## Directions
Give nothing except the number of lines containing the word "senza".

## Data rows
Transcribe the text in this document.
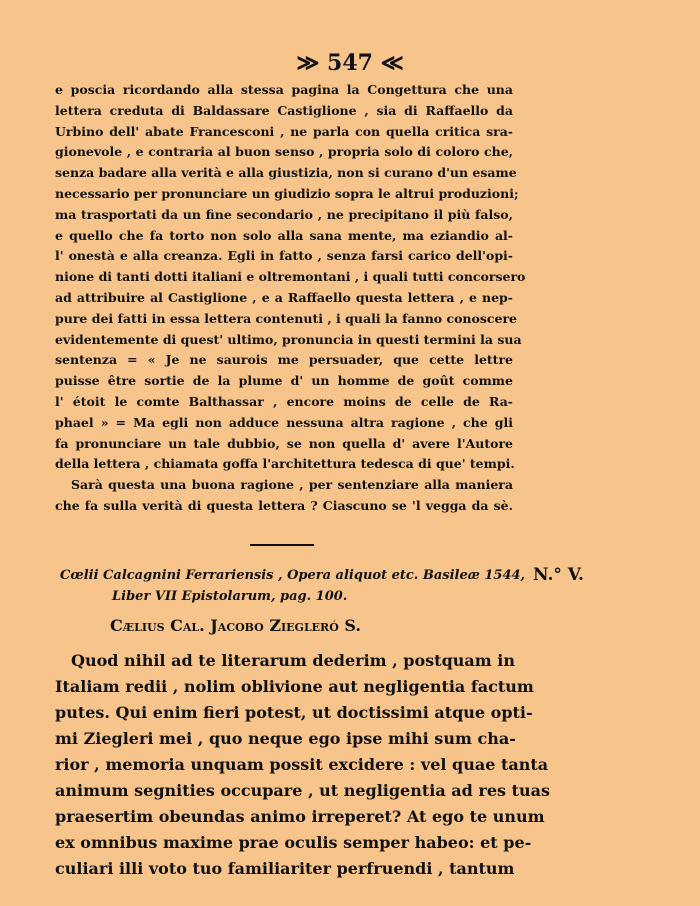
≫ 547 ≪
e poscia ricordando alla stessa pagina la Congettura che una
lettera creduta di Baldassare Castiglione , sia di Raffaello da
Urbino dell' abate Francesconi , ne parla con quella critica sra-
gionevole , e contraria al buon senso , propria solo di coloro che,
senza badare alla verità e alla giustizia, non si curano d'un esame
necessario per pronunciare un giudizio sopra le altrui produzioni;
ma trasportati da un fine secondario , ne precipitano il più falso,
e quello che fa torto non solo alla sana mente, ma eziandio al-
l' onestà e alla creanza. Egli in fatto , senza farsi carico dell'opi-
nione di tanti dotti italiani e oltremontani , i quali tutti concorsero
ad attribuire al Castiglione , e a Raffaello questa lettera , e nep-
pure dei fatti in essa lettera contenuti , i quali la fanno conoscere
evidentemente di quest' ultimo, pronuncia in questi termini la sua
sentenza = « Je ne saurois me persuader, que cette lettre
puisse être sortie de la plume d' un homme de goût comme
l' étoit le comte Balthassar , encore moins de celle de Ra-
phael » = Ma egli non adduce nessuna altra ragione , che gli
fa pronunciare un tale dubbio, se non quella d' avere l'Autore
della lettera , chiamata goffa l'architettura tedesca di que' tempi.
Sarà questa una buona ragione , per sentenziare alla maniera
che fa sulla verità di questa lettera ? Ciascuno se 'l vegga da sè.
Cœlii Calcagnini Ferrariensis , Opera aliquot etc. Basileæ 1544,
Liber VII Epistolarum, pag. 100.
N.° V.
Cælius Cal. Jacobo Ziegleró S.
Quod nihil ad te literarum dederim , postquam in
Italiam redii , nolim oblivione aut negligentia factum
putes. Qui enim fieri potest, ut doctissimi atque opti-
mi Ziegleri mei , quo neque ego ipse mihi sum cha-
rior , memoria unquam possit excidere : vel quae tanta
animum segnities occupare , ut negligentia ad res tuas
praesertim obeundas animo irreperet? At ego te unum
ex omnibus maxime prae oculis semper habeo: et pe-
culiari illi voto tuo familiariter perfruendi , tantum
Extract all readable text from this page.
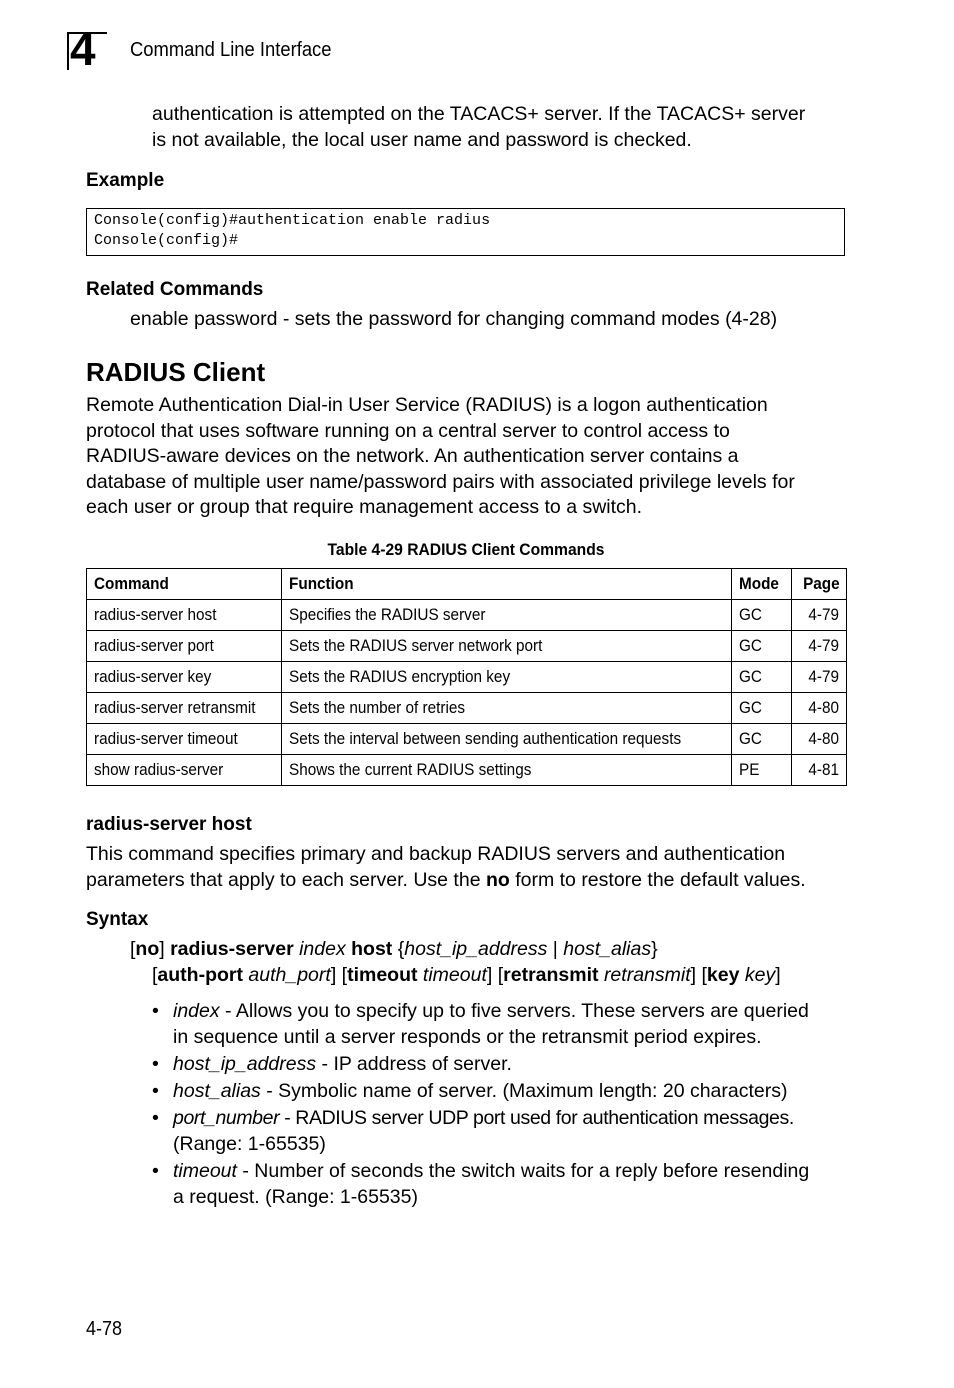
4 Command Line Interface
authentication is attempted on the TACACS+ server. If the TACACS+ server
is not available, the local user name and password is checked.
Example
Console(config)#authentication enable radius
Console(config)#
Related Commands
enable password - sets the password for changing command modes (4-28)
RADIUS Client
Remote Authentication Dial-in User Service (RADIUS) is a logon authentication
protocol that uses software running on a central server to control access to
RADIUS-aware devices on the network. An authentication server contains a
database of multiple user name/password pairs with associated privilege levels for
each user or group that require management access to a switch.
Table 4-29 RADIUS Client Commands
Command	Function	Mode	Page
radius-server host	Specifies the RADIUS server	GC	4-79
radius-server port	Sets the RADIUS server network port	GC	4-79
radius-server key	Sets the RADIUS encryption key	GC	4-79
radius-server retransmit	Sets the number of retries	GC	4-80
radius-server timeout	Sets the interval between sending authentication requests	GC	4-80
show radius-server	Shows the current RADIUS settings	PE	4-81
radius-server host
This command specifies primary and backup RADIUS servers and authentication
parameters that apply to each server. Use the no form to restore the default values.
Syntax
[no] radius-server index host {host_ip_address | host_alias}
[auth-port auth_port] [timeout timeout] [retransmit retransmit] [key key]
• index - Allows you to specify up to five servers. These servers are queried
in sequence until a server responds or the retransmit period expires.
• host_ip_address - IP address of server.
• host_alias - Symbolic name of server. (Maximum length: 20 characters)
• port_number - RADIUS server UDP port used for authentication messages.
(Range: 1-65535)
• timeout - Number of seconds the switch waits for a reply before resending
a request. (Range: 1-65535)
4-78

## Written reply
2